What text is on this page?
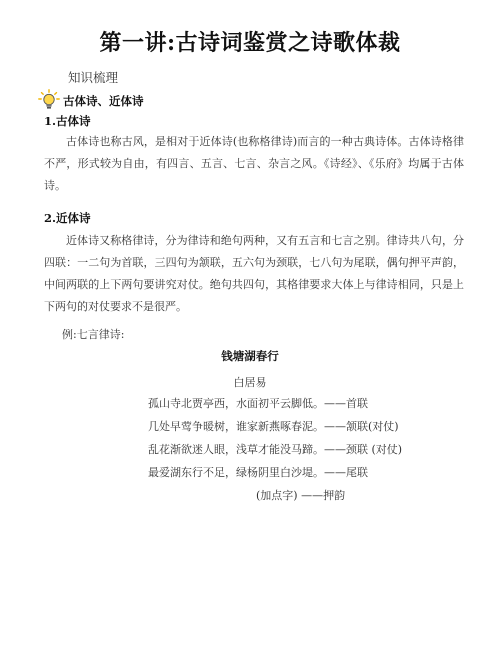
第一讲:古诗词鉴赏之诗歌体裁
知识梳理
古体诗、近体诗
1.古体诗
古体诗也称古风，是相对于近体诗(也称格律诗)而言的一种古典诗体。古体诗格律不严，形式较为自由，有四言、五言、七言、杂言之风。《诗经》、《乐府》均属于古体诗。
2.近体诗
近体诗又称格律诗，分为律诗和绝句两种，又有五言和七言之别。律诗共八句，分四联：一二句为首联，三四句为颔联，五六句为颈联，七八句为尾联，偶句押平声韵，中间两联的上下两句要讲究对仗。绝句共四句，其格律要求大体上与律诗相同，只是上下两句的对仗要求不是很严。
例:七言律诗:
钱塘湖春行
白居易
孤山寺北贾亭西，水面初平云脚低。——首联
几处早莺争暖树，谁家新燕啄春泥。——颔联(对仗)
乱花渐欲迷人眼，浅草才能没马蹄。——颈联 (对仗)
最爱湖东行不足，绿杨阴里白沙堤。——尾联
(加点字) ——押韵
═══
# [What this task involves]
Keep every word of the data as it is when you write it out, but drop the pictures.

# [Solved problem]
What text is on this page?
第一讲:古诗词鉴赏之诗歌体裁
知识梳理
古体诗、近体诗
1.古体诗
古体诗也称古风，是相对于近体诗(也称格律诗)而言的一种古典诗体。古体诗格律不严，形式较为自由，有四言、五言、七言、杂言之风。《诗经》、《乐府》均属于古体诗。
2.近体诗
近体诗又称格律诗，分为律诗和绝句两种，又有五言和七言之别。律诗共八句，分四联：一二句为首联，三四句为颔联，五六句为颈联，七八句为尾联，偶句押平声韵，中间两联的上下两句要讲究对仗。绝句共四句，其格律要求大体上与律诗相同，只是上下两句的对仗要求不是很严。
例:七言律诗:
钱塘湖春行
白居易
孤山寺北贾亭西，水面初平云脚低。——首联
几处早莺争暖树，谁家新燕啄春泥。——颔联(对仗)
乱花渐欲迷人眼，浅草才能没马蹄。——颈联 (对仗)
最爱湖东行不足，绿杨阴里白沙堤。——尾联
(加点字) ——押韵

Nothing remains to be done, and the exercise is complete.